-------- QUOTED TEXT --------

By Anne D. Picker, International Economist, Econoday     Monday, March 26, 2001

Europe
What started out as a relatively benign week turned into a rout on Wednesday, as the indexes followed here ricocheted ever lower as investors reacted to the Federal Reserve's 50 basis point interest rate cut. British and European investors didn't like it anymore than U.S. investors did on Tuesday. Then the Frankfurt DAX, Paris CAC and the London FTSE 100 index sank further on doubts over earnings and economic data, which are expected to grow weaker yet.. European stocks dropped after a broad range of companies said profits would drop because of slowing economic growth. European Central Bank President Wim Duisenberg suggested that European growth may be affected by worse than expected weakness in the U.S. economy, finally recognizing that the U.S. slowdown is going to have a significant impact on Europe. The consensus opinion was that if the policy makers of the European Central Bank aren't thinking of cutting interest rates to spur economic activity, they should be.

--------

#### WORK INSTRUCTIONS:
Please repeat the European markets report word for word, from start to finish. Rely solely on the European markets report for everything here.

-------- ENTRIES --------

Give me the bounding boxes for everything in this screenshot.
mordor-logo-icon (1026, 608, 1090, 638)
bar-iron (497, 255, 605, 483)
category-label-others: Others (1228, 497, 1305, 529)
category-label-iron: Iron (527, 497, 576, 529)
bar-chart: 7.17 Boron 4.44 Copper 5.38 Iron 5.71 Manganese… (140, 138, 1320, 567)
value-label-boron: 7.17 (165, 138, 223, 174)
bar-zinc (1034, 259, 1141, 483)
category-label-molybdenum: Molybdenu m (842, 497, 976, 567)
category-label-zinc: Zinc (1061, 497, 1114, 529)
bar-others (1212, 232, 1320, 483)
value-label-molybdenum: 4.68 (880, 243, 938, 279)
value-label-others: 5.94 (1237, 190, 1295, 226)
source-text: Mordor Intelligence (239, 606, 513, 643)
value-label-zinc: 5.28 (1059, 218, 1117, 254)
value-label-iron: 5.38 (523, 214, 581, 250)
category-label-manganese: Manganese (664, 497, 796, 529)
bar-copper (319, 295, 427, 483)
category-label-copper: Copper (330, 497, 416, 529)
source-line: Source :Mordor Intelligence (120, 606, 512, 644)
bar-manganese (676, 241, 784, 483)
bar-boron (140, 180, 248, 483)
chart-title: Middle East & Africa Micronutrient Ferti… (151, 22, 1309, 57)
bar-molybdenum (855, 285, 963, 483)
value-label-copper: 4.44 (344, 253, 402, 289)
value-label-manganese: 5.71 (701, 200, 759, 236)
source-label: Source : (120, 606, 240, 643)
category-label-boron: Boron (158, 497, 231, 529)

--------

#### OUTPUT OF THE TASK:
By Anne D. Picker, International Economist, Econoday     Monday, March 26, 2001

Europe
What started out as a relatively benign week turned into a rout on Wednesday, as the indexes followed here ricocheted ever lower as investors reacted to the Federal Reserve's 50 basis point interest rate cut. British and European investors didn't like it anymore than U.S. investors did on Tuesday. Then the Frankfurt DAX, Paris CAC and the London FTSE 100 index sank further on doubts over earnings and economic data, which are expected to grow weaker yet.. European stocks dropped after a broad range of companies said profits would drop because of slowing economic growth. European Central Bank President Wim Duisenberg suggested that European growth may be affected by worse than expected weakness in the U.S. economy, finally recognizing that the U.S. slowdown is going to have a significant impact on Europe. The consensus opinion was that if the policy makers of the European Central Bank aren't thinking of cutting interest rates to spur economic activity, they should be.